* begin *
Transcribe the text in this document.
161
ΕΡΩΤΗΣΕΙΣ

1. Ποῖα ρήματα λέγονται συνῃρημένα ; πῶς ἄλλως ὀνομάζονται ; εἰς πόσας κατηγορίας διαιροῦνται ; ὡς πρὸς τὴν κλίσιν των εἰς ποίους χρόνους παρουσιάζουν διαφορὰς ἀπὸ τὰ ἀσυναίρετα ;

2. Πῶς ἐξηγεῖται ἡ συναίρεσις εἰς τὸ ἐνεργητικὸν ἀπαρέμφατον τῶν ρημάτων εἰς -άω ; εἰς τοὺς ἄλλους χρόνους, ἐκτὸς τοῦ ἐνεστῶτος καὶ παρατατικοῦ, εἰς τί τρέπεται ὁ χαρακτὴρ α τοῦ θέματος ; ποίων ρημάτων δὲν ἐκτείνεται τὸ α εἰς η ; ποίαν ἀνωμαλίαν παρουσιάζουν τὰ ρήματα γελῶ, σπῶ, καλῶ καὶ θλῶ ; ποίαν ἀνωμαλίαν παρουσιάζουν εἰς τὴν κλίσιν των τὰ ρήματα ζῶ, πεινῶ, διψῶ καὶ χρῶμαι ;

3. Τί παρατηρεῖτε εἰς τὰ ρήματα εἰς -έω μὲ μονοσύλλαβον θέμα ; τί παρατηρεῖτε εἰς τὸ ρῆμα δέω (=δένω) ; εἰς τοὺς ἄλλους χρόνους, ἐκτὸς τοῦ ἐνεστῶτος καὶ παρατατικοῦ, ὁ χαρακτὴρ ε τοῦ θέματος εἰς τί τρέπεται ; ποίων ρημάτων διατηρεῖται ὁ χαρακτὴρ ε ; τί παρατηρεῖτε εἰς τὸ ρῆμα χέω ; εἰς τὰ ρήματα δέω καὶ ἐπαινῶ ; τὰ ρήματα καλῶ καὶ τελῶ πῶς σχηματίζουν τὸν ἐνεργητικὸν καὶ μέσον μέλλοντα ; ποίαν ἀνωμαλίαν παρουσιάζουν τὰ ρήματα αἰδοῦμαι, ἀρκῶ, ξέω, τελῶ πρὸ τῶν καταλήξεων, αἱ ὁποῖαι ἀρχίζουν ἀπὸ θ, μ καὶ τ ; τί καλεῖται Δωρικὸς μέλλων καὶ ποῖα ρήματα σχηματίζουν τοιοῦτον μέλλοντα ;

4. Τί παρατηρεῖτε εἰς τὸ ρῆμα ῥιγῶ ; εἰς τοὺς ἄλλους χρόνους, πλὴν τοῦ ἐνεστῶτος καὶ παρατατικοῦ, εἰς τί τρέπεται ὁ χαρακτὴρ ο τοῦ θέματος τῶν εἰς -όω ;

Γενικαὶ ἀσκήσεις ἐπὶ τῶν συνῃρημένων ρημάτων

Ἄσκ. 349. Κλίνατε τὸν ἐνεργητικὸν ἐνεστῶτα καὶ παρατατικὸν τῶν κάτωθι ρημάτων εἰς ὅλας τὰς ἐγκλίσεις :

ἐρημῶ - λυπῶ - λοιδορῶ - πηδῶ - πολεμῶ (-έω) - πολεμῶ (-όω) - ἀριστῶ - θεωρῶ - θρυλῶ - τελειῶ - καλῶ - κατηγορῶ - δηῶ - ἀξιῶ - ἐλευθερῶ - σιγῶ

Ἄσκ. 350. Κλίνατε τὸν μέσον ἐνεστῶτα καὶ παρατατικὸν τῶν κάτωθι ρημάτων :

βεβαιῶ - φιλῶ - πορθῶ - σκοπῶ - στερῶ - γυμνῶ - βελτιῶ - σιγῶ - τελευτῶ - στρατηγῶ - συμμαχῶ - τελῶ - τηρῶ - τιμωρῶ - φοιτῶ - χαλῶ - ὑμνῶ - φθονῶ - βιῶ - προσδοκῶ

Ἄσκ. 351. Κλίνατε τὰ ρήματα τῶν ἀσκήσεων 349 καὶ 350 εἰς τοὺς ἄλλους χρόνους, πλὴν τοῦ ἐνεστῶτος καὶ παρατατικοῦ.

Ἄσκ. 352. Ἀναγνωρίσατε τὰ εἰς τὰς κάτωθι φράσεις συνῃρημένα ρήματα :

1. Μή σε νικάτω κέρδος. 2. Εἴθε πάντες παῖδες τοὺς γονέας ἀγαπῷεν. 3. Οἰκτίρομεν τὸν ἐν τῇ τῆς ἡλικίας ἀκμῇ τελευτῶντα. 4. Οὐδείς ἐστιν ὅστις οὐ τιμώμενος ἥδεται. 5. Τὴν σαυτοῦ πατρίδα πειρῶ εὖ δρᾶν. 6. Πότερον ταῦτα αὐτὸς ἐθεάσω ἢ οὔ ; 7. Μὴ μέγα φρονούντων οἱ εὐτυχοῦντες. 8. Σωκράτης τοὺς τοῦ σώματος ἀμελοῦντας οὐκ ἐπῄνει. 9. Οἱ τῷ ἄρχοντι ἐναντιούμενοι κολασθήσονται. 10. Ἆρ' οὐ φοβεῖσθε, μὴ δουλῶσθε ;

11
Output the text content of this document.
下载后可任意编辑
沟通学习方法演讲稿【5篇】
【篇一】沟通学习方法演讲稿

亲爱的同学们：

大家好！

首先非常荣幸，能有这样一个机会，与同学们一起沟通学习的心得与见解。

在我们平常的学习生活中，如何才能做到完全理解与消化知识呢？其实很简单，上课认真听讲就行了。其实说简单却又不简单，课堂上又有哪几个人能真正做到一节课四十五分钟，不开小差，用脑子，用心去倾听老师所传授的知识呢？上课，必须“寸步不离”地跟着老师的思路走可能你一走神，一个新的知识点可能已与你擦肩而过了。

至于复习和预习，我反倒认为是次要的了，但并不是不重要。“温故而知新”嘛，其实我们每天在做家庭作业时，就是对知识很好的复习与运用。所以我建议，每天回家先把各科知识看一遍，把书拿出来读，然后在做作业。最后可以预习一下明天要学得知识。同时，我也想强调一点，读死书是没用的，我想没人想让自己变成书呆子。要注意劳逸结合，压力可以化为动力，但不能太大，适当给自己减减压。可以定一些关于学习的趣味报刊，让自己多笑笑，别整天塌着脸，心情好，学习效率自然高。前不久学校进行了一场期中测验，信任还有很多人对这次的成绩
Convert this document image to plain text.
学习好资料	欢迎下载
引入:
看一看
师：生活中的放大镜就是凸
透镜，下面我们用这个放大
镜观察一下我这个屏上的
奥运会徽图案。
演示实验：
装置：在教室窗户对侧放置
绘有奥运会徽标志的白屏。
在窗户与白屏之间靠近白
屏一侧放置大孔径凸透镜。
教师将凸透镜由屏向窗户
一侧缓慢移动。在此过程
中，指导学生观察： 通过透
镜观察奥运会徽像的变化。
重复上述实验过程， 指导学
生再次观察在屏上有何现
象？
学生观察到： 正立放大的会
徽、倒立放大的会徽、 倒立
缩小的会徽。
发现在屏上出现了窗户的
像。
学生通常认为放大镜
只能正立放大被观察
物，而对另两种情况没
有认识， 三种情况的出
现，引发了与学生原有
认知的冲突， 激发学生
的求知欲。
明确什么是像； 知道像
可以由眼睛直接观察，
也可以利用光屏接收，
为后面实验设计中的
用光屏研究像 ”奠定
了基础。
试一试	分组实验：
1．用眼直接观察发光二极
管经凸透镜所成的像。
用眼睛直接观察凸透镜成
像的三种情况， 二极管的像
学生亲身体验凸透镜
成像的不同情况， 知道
* end *
- **Instructions to follow**
Transcribe the data above in full, exactly.

- **Solution to this exercise**
Transcribe the text in this document.
161
ΕΡΩΤΗΣΕΙΣ

1. Ποῖα ρήματα λέγονται συνῃρημένα ; πῶς ἄλλως ὀνομάζονται ; εἰς πόσας κατηγορίας διαιροῦνται ; ὡς πρὸς τὴν κλίσιν των εἰς ποίους χρόνους παρουσιάζουν διαφορὰς ἀπὸ τὰ ἀσυναίρετα ;

2. Πῶς ἐξηγεῖται ἡ συναίρεσις εἰς τὸ ἐνεργητικὸν ἀπαρέμφατον τῶν ρημάτων εἰς -άω ; εἰς τοὺς ἄλλους χρόνους, ἐκτὸς τοῦ ἐνεστῶτος καὶ παρατατικοῦ, εἰς τί τρέπεται ὁ χαρακτὴρ α τοῦ θέματος ; ποίων ρημάτων δὲν ἐκτείνεται τὸ α εἰς η ; ποίαν ἀνωμαλίαν παρουσιάζουν τὰ ρήματα γελῶ, σπῶ, καλῶ καὶ θλῶ ; ποίαν ἀνωμαλίαν παρουσιάζουν εἰς τὴν κλίσιν των τὰ ρήματα ζῶ, πεινῶ, διψῶ καὶ χρῶμαι ;

3. Τί παρατηρεῖτε εἰς τὰ ρήματα εἰς -έω μὲ μονοσύλλαβον θέμα ; τί παρατηρεῖτε εἰς τὸ ρῆμα δέω (=δένω) ; εἰς τοὺς ἄλλους χρόνους, ἐκτὸς τοῦ ἐνεστῶτος καὶ παρατατικοῦ, ὁ χαρακτὴρ ε τοῦ θέματος εἰς τί τρέπεται ; ποίων ρημάτων διατηρεῖται ὁ χαρακτὴρ ε ; τί παρατηρεῖτε εἰς τὸ ρῆμα χέω ; εἰς τὰ ρήματα δέω καὶ ἐπαινῶ ; τὰ ρήματα καλῶ καὶ τελῶ πῶς σχηματίζουν τὸν ἐνεργητικὸν καὶ μέσον μέλλοντα ; ποίαν ἀνωμαλίαν παρουσιάζουν τὰ ρήματα αἰδοῦμαι, ἀρκῶ, ξέω, τελῶ πρὸ τῶν καταλήξεων, αἱ ὁποῖαι ἀρχίζουν ἀπὸ θ, μ καὶ τ ; τί καλεῖται Δωρικὸς μέλλων καὶ ποῖα ρήματα σχηματίζουν τοιοῦτον μέλλοντα ;

4. Τί παρατηρεῖτε εἰς τὸ ρῆμα ῥιγῶ ; εἰς τοὺς ἄλλους χρόνους, πλὴν τοῦ ἐνεστῶτος καὶ παρατατικοῦ, εἰς τί τρέπεται ὁ χαρακτὴρ ο τοῦ θέματος τῶν εἰς -όω ;

Γενικαὶ ἀσκήσεις ἐπὶ τῶν συνῃρημένων ρημάτων

Ἄσκ. 349. Κλίνατε τὸν ἐνεργητικὸν ἐνεστῶτα καὶ παρατατικὸν τῶν κάτωθι ρημάτων εἰς ὅλας τὰς ἐγκλίσεις :

ἐρημῶ - λυπῶ - λοιδορῶ - πηδῶ - πολεμῶ (-έω) - πολεμῶ (-όω) - ἀριστῶ - θεωρῶ - θρυλῶ - τελειῶ - καλῶ - κατηγορῶ - δηῶ - ἀξιῶ - ἐλευθερῶ - σιγῶ

Ἄσκ. 350. Κλίνατε τὸν μέσον ἐνεστῶτα καὶ παρατατικὸν τῶν κάτωθι ρημάτων :

βεβαιῶ - φιλῶ - πορθῶ - σκοπῶ - στερῶ - γυμνῶ - βελτιῶ - σιγῶ - τελευτῶ - στρατηγῶ - συμμαχῶ - τελῶ - τηρῶ - τιμωρῶ - φοιτῶ - χαλῶ - ὑμνῶ - φθονῶ - βιῶ - προσδοκῶ

Ἄσκ. 351. Κλίνατε τὰ ρήματα τῶν ἀσκήσεων 349 καὶ 350 εἰς τοὺς ἄλλους χρόνους, πλὴν τοῦ ἐνεστῶτος καὶ παρατατικοῦ.

Ἄσκ. 352. Ἀναγνωρίσατε τὰ εἰς τὰς κάτωθι φράσεις συνῃρημένα ρήματα :

1. Μή σε νικάτω κέρδος. 2. Εἴθε πάντες παῖδες τοὺς γονέας ἀγαπῷεν. 3. Οἰκτίρομεν τὸν ἐν τῇ τῆς ἡλικίας ἀκμῇ τελευτῶντα. 4. Οὐδείς ἐστιν ὅστις οὐ τιμώμενος ἥδεται. 5. Τὴν σαυτοῦ πατρίδα πειρῶ εὖ δρᾶν. 6. Πότερον ταῦτα αὐτὸς ἐθεάσω ἢ οὔ ; 7. Μὴ μέγα φρονούντων οἱ εὐτυχοῦντες. 8. Σωκράτης τοὺς τοῦ σώματος ἀμελοῦντας οὐκ ἐπῄνει. 9. Οἱ τῷ ἄρχοντι ἐναντιούμενοι κολασθήσονται. 10. Ἆρ' οὐ φοβεῖσθε, μὴ δουλῶσθε ;

11
Output the text content of this document.
下载后可任意编辑
沟通学习方法演讲稿【5篇】
【篇一】沟通学习方法演讲稿

亲爱的同学们：

大家好！

首先非常荣幸，能有这样一个机会，与同学们一起沟通学习的心得与见解。

在我们平常的学习生活中，如何才能做到完全理解与消化知识呢？其实很简单，上课认真听讲就行了。其实说简单却又不简单，课堂上又有哪几个人能真正做到一节课四十五分钟，不开小差，用脑子，用心去倾听老师所传授的知识呢？上课，必须“寸步不离”地跟着老师的思路走可能你一走神，一个新的知识点可能已与你擦肩而过了。

至于复习和预习，我反倒认为是次要的了，但并不是不重要。“温故而知新”嘛，其实我们每天在做家庭作业时，就是对知识很好的复习与运用。所以我建议，每天回家先把各科知识看一遍，把书拿出来读，然后在做作业。最后可以预习一下明天要学得知识。同时，我也想强调一点，读死书是没用的，我想没人想让自己变成书呆子。要注意劳逸结合，压力可以化为动力，但不能太大，适当给自己减减压。可以定一些关于学习的趣味报刊，让自己多笑笑，别整天塌着脸，心情好，学习效率自然高。前不久学校进行了一场期中测验，信任还有很多人对这次的成绩
Convert this document image to plain text.
学习好资料	欢迎下载
引入:
看一看
师：生活中的放大镜就是凸
透镜，下面我们用这个放大
镜观察一下我这个屏上的
奥运会徽图案。
演示实验：
装置：在教室窗户对侧放置
绘有奥运会徽标志的白屏。
在窗户与白屏之间靠近白
屏一侧放置大孔径凸透镜。
教师将凸透镜由屏向窗户
一侧缓慢移动。在此过程
中，指导学生观察： 通过透
镜观察奥运会徽像的变化。
重复上述实验过程， 指导学
生再次观察在屏上有何现
象？
学生观察到： 正立放大的会
徽、倒立放大的会徽、 倒立
缩小的会徽。
发现在屏上出现了窗户的
像。
学生通常认为放大镜
只能正立放大被观察
物，而对另两种情况没
有认识， 三种情况的出
现，引发了与学生原有
认知的冲突， 激发学生
的求知欲。
明确什么是像； 知道像
可以由眼睛直接观察，
也可以利用光屏接收，
为后面实验设计中的
用光屏研究像 ”奠定
了基础。
试一试	分组实验：
1．用眼直接观察发光二极
管经凸透镜所成的像。
用眼睛直接观察凸透镜成
像的三种情况， 二极管的像
学生亲身体验凸透镜
成像的不同情况， 知道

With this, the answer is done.